*** Block opens ***

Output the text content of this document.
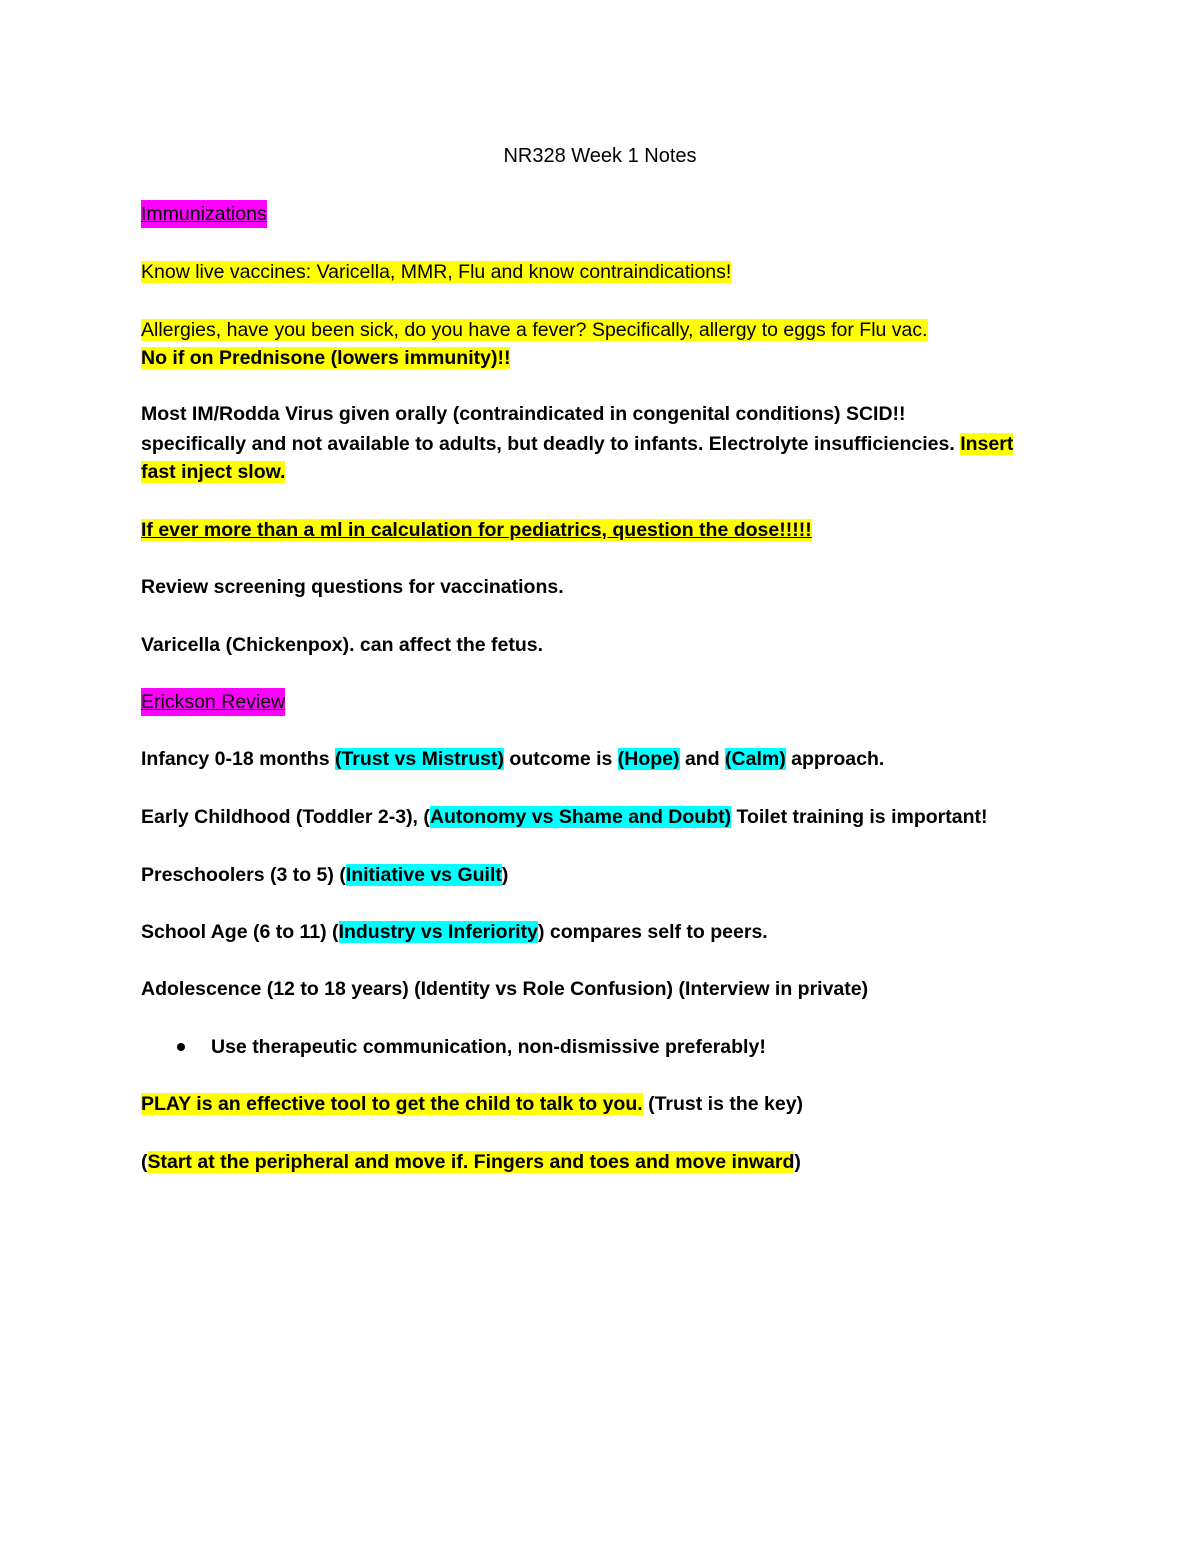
NR328 Week 1 Notes
Immunizations
Know live vaccines: Varicella, MMR, Flu and know contraindications!
Allergies, have you been sick, do you have a fever? Specifically, allergy to eggs for Flu vac.
No if on Prednisone (lowers immunity)!!
Most IM/Rodda Virus given orally (contraindicated in congenital conditions) SCID!!
specifically and not available to adults, but deadly to infants. Electrolyte insufficiencies. Insert
fast inject slow.
If ever more than a ml in calculation for pediatrics, question the dose!!!!!
Review screening questions for vaccinations.
Varicella (Chickenpox). can affect the fetus.
Erickson Review
Infancy 0-18 months (Trust vs Mistrust) outcome is (Hope) and (Calm) approach.
Early Childhood (Toddler 2-3), (Autonomy vs Shame and Doubt) Toilet training is important!
Preschoolers (3 to 5) (Initiative vs Guilt)
School Age (6 to 11) (Industry vs Inferiority) compares self to peers.
Adolescence (12 to 18 years) (Identity vs Role Confusion) (Interview in private)
Use therapeutic communication, non-dismissive preferably!
PLAY is an effective tool to get the child to talk to you. (Trust is the key)
(Start at the peripheral and move if. Fingers and toes and move inward)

*** Block closes ***

To do:
Provide only the count of lines in the data above that include the string "Review".

Exercise response:
2